[Data extracted from a collection]
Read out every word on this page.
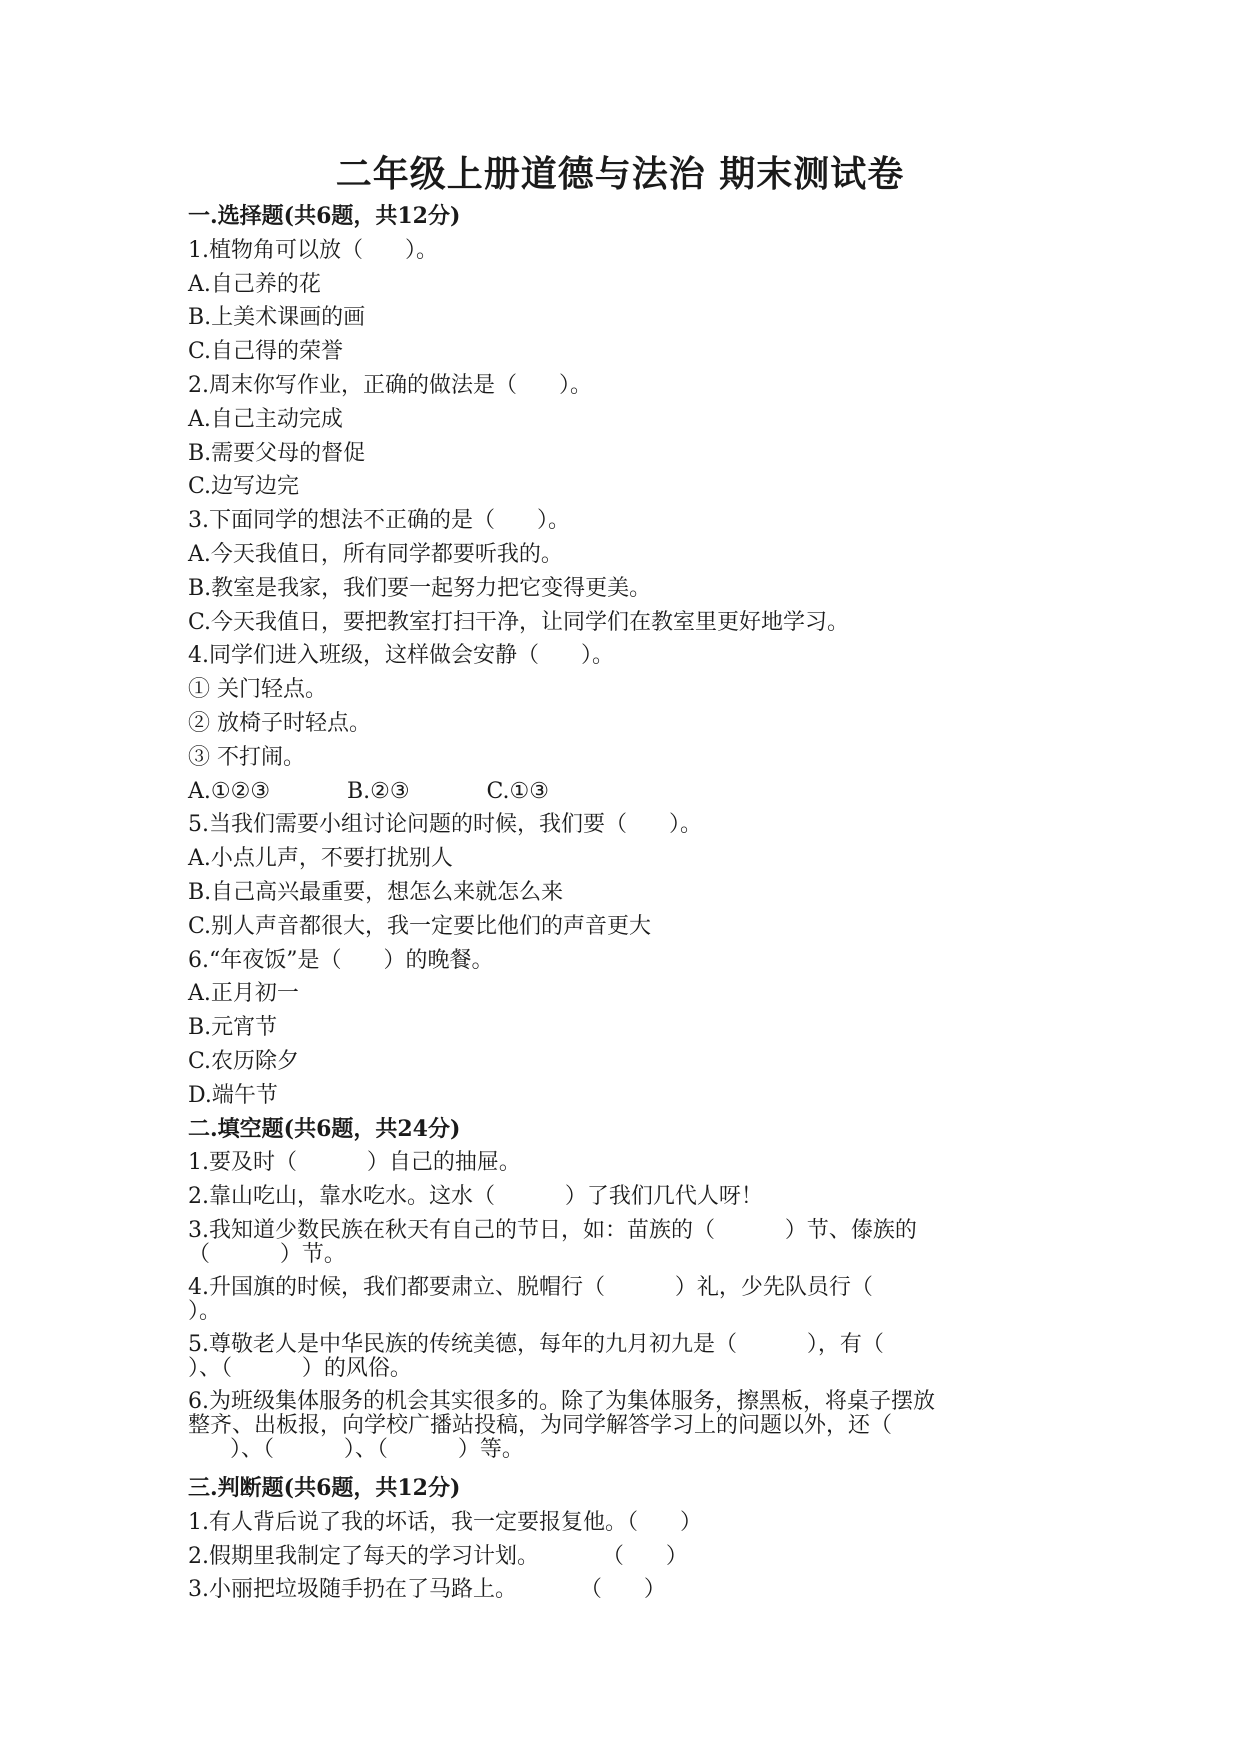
二年级上册道德与法治 期末测试卷
一.选择题(共6题，共12分)
1.植物角可以放（      ）。
A.自己养的花
B.上美术课画的画
C.自己得的荣誉
2.周末你写作业，正确的做法是（      ）。
A.自己主动完成
B.需要父母的督促
C.边写边完
3.下面同学的想法不正确的是（      ）。
A.今天我值日，所有同学都要听我的。
B.教室是我家，我们要一起努力把它变得更美。
C.今天我值日，要把教室打扫干净，让同学们在教室里更好地学习。
4.同学们进入班级，这样做会安静（      ）。
① 关门轻点。
② 放椅子时轻点。
③ 不打闹。
A.①②③           B.②③           C.①③
5.当我们需要小组讨论问题的时候，我们要（      ）。
A.小点儿声，不要打扰别人
B.自己高兴最重要，想怎么来就怎么来
C.别人声音都很大，我一定要比他们的声音更大
6.“年夜饭”是（      ）的晚餐。
A.正月初一
B.元宵节
C.农历除夕
D.端午节
二.填空题(共6题，共24分)
1.要及时（          ）自己的抽屉。
2.靠山吃山，靠水吃水。这水（          ）了我们几代人呀！
3.我知道少数民族在秋天有自己的节日，如：苗族的（          ）节、傣族的
（          ）节。
4.升国旗的时候，我们都要肃立、脱帽行（          ）礼，少先队员行（
）。
5.尊敬老人是中华民族的传统美德，每年的九月初九是（          ），有（
）、（          ）的风俗。
6.为班级集体服务的机会其实很多的。除了为集体服务，擦黑板，将桌子摆放
整齐、出板报，向学校广播站投稿，为同学解答学习上的问题以外，还（
）、（          ）、（          ）等。
三.判断题(共6题，共12分)
1.有人背后说了我的坏话，我一定要报复他。（      ）
2.假期里我制定了每天的学习计划。         （      ）
3.小丽把垃圾随手扔在了马路上。         （      ）
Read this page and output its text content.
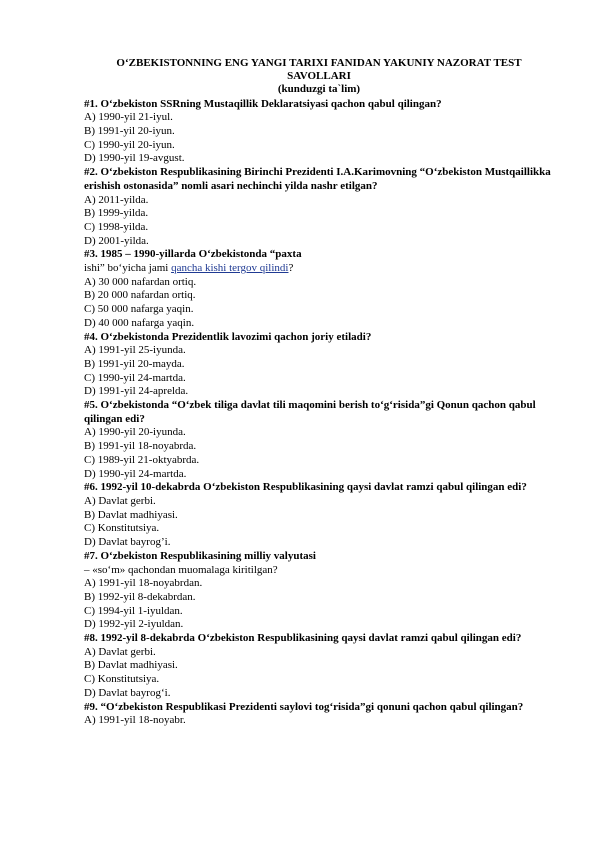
O‘ZBEKISTONNING ENG YANGI TARIXI FANIDAN YAKUNIY NAZORAT TEST SAVOLLARI

(kunduzgi ta`lim)

#1. O‘zbekiston SSRning Mustaqillik Deklaratsiyasi qachon qabul qilingan?

A) 1990-yil 21-iyul.

B) 1991-yil 20-iyun.

C) 1990-yil 20-iyun.

D) 1990-yil 19-avgust.

#2. O‘zbekiston Respublikasining Birinchi Prezidenti I.A.Karimovning “O‘zbekiston Mustqaillikka erishish ostonasida” nomli asari nechinchi yilda nashr etilgan?

A) 2011-yilda.

B) 1999-yilda.

C) 1998-yilda.

D) 2001-yilda.

#3. 1985 – 1990-yillarda O‘zbekistonda “paxta

ishi” bo‘yicha jami qancha kishi tergov qilindi?

A) 30 000 nafardan ortiq.

B) 20 000 nafardan ortiq.

C) 50 000 nafarga yaqin.

D) 40 000 nafarga yaqin.

#4. O‘zbekistonda Prezidentlik lavozimi qachon joriy etiladi?

A) 1991-yil 25-iyunda.

B) 1991-yil 20-mayda.

C) 1990-yil 24-martda.

D) 1991-yil 24-aprelda.

#5. O‘zbekistonda “O‘zbek tiliga davlat tili maqomini berish to‘g‘risida”gi Qonun qachon qabul qilingan edi?

A) 1990-yil 20-iyunda.

B) 1991-yil 18-noyabrda.

C) 1989-yil 21-oktyabrda.

D) 1990-yil 24-martda.

#6. 1992-yil 10-dekabrda O‘zbekiston Respublikasining qaysi davlat ramzi qabul qilingan edi?

A) Davlat gerbi.

B) Davlat madhiyasi.

C) Konstitutsiya.

D) Davlat bayrog’i.

#7. O‘zbekiston Respublikasining milliy valyutasi

– «so‘m» qachondan muomalaga kiritilgan?

A) 1991-yil 18-noyabrdan.

B) 1992-yil 8-dekabrdan.

C) 1994-yil 1-iyuldan.

D) 1992-yil 2-iyuldan.

#8. 1992-yil 8-dekabrda O‘zbekiston Respublikasining qaysi davlat ramzi qabul qilingan edi?

A) Davlat gerbi.

B) Davlat madhiyasi.

C) Konstitutsiya.

D) Davlat bayrog‘i.

#9. “O‘zbekiston Respublikasi Prezidenti saylovi tog‘risida”gi qonuni qachon qabul qilingan?

A) 1991-yil 18-noyabr.
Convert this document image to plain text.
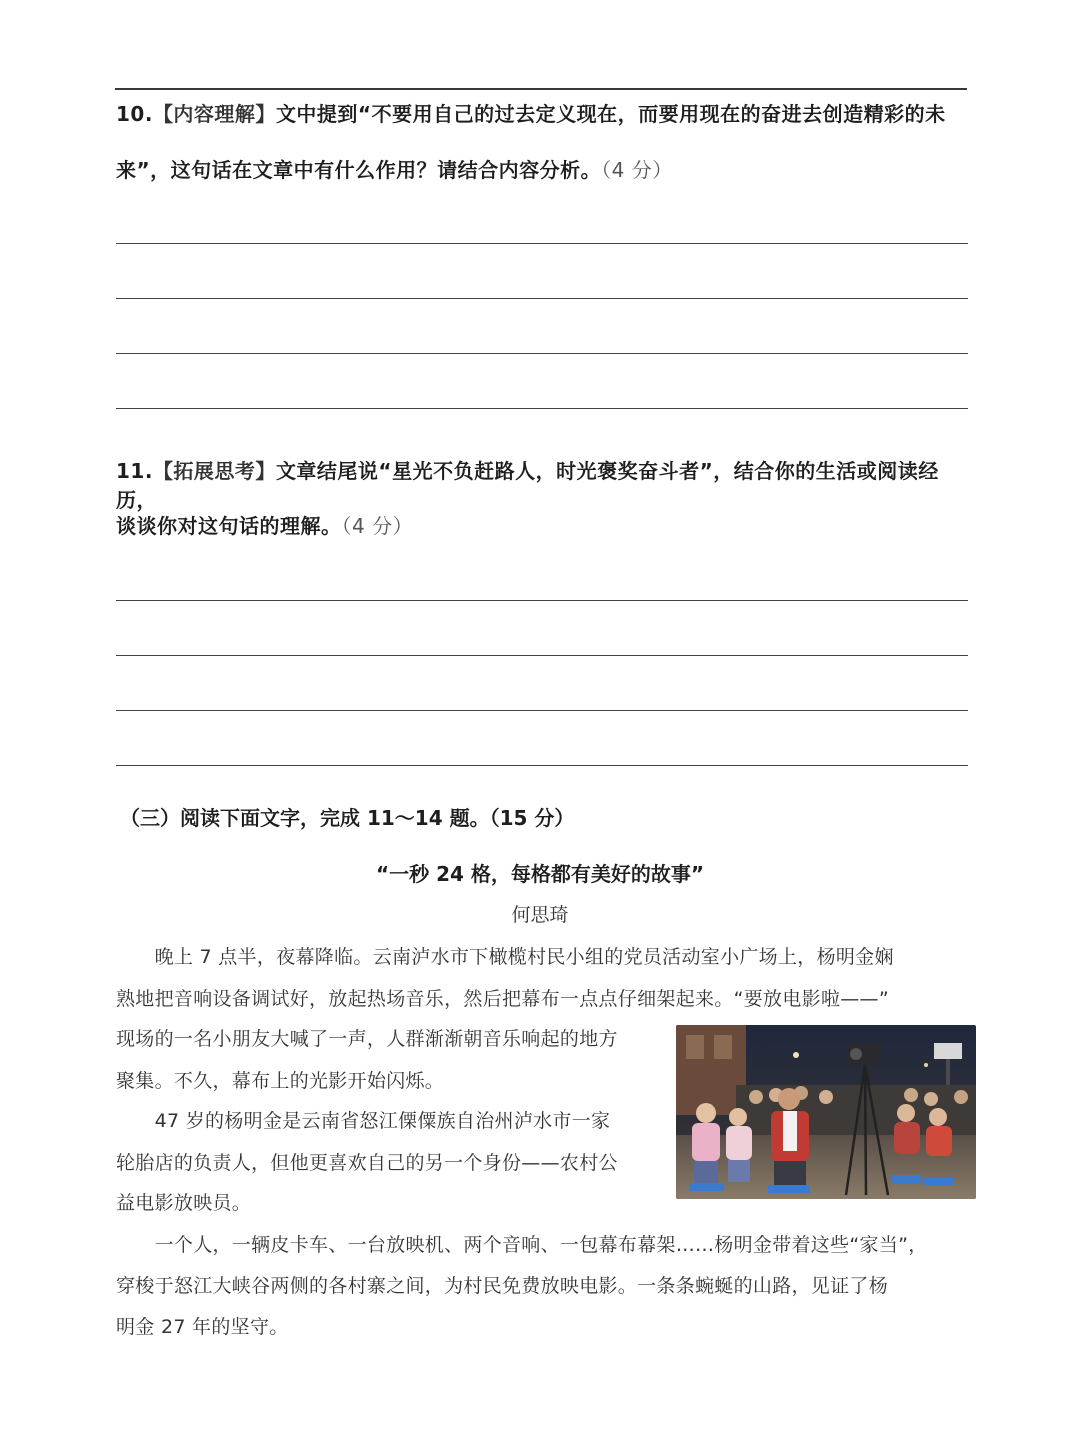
10.【内容理解】文中提到“不要用自己的过去定义现在，而要用现在的奋进去创造精彩的未
来”，这句话在文章中有什么作用？请结合内容分析。（4 分）
11.【拓展思考】文章结尾说“星光不负赶路人，时光褒奖奋斗者”，结合你的生活或阅读经历，
谈谈你对这句话的理解。（4 分）
（三）阅读下面文字，完成 11～14 题。（15 分）
“一秒 24 格，每格都有美好的故事”
何思琦
　　晚上 7 点半，夜幕降临。云南泸水市下橄榄村民小组的党员活动室小广场上，杨明金娴
熟地把音响设备调试好，放起热场音乐，然后把幕布一点点仔细架起来。“要放电影啦——”
现场的一名小朋友大喊了一声，人群渐渐朝音乐响起的地方
聚集。不久，幕布上的光影开始闪烁。
　　47 岁的杨明金是云南省怒江傈僳族自治州泸水市一家
轮胎店的负责人，但他更喜欢自己的另一个身份——农村公
益电影放映员。
　　一个人，一辆皮卡车、一台放映机、两个音响、一包幕布幕架……杨明金带着这些“家当”，
穿梭于怒江大峡谷两侧的各村寨之间，为村民免费放映电影。一条条蜿蜒的山路，见证了杨
明金 27 年的坚守。
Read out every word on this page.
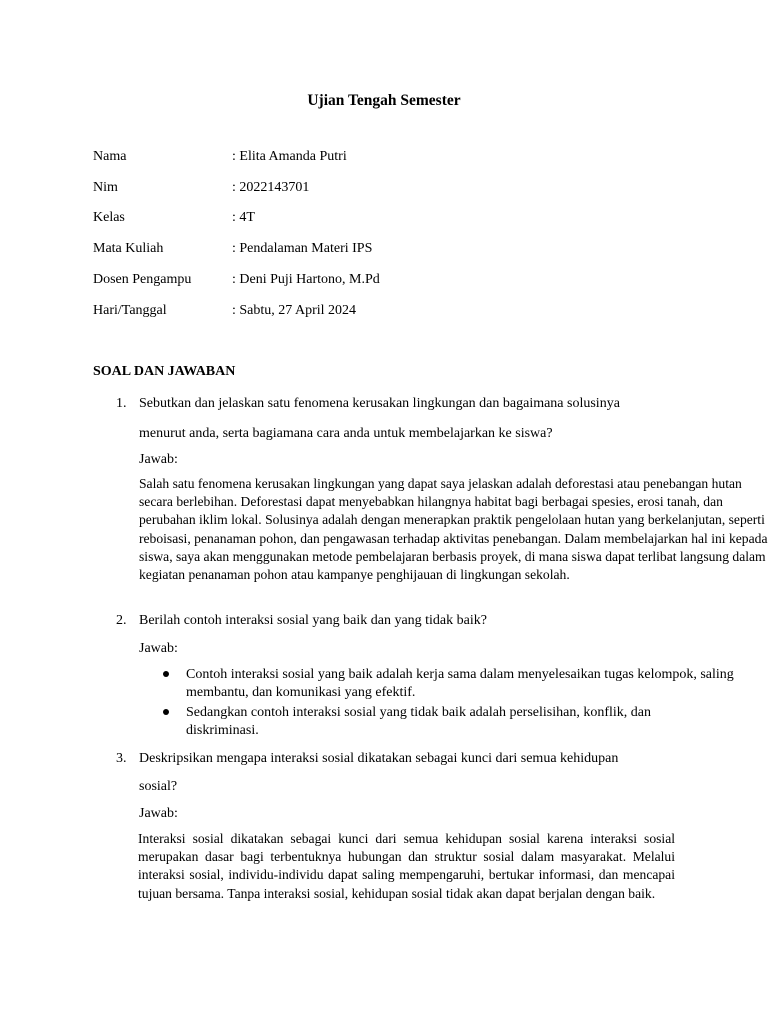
Ujian Tengah Semester
Nama	: Elita Amanda Putri
Nim	: 2022143701
Kelas	: 4T
Mata Kuliah	: Pendalaman Materi IPS
Dosen Pengampu	: Deni Puji Hartono, M.Pd
Hari/Tanggal	: Sabtu, 27 April 2024
SOAL DAN JAWABAN
1. Sebutkan dan jelaskan satu fenomena kerusakan lingkungan dan bagaimana solusinya
menurut anda, serta bagiamana cara anda untuk membelajarkan ke siswa?
Jawab:
Salah satu fenomena kerusakan lingkungan yang dapat saya jelaskan adalah deforestasi atau penebangan hutan secara berlebihan. Deforestasi dapat menyebabkan hilangnya habitat bagi berbagai spesies, erosi tanah, dan perubahan iklim lokal. Solusinya adalah dengan menerapkan praktik pengelolaan hutan yang berkelanjutan, seperti reboisasi, penanaman pohon, dan pengawasan terhadap aktivitas penebangan. Dalam membelajarkan hal ini kepada siswa, saya akan menggunakan metode pembelajaran berbasis proyek, di mana siswa dapat terlibat langsung dalam kegiatan penanaman pohon atau kampanye penghijauan di lingkungan sekolah.
2. Berilah contoh interaksi sosial yang baik dan yang tidak baik?
Jawab:
Contoh interaksi sosial yang baik adalah kerja sama dalam menyelesaikan tugas kelompok, saling membantu, dan komunikasi yang efektif.
Sedangkan contoh interaksi sosial yang tidak baik adalah perselisihan, konflik, dan diskriminasi.
3. Deskripsikan mengapa interaksi sosial dikatakan sebagai kunci dari semua kehidupan
sosial?
Jawab:
Interaksi sosial dikatakan sebagai kunci dari semua kehidupan sosial karena interaksi sosial merupakan dasar bagi terbentuknya hubungan dan struktur sosial dalam masyarakat. Melalui interaksi sosial, individu-individu dapat saling mempengaruhi, bertukar informasi, dan mencapai tujuan bersama. Tanpa interaksi sosial, kehidupan sosial tidak akan dapat berjalan dengan baik.
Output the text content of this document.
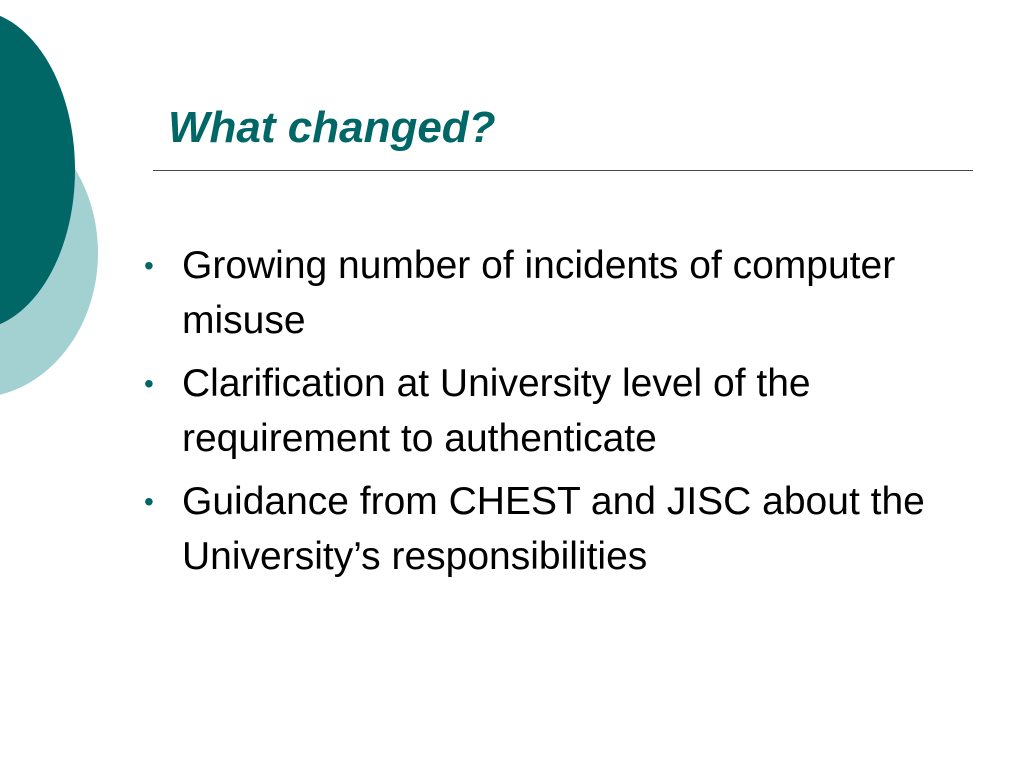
What changed?
• Growing number of incidents of computer misuse
• Clarification at University level of the requirement to authenticate
• Guidance from CHEST and JISC about the University’s responsibilities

Task> Copy whichever lines in the listing above contain the word "membelajarkan".

Task solution>
menurut anda, serta bagiamana cara anda untuk membelajarkan ke siswa?
Salah satu fenomena kerusakan lingkungan yang dapat saya jelaskan adalah deforestasi atau penebangan hutan secara berlebihan. Deforestasi dapat menyebabkan hilangnya habitat bagi berbagai spesies, erosi tanah, dan perubahan iklim lokal. Solusinya adalah dengan menerapkan praktik pengelolaan hutan yang berkelanjutan, seperti reboisasi, penanaman pohon, dan pengawasan terhadap aktivitas penebangan. Dalam membelajarkan hal ini kepada siswa, saya akan menggunakan metode pembelajaran berbasis proyek, di mana siswa dapat terlibat langsung dalam kegiatan penanaman pohon atau kampanye penghijauan di lingkungan sekolah.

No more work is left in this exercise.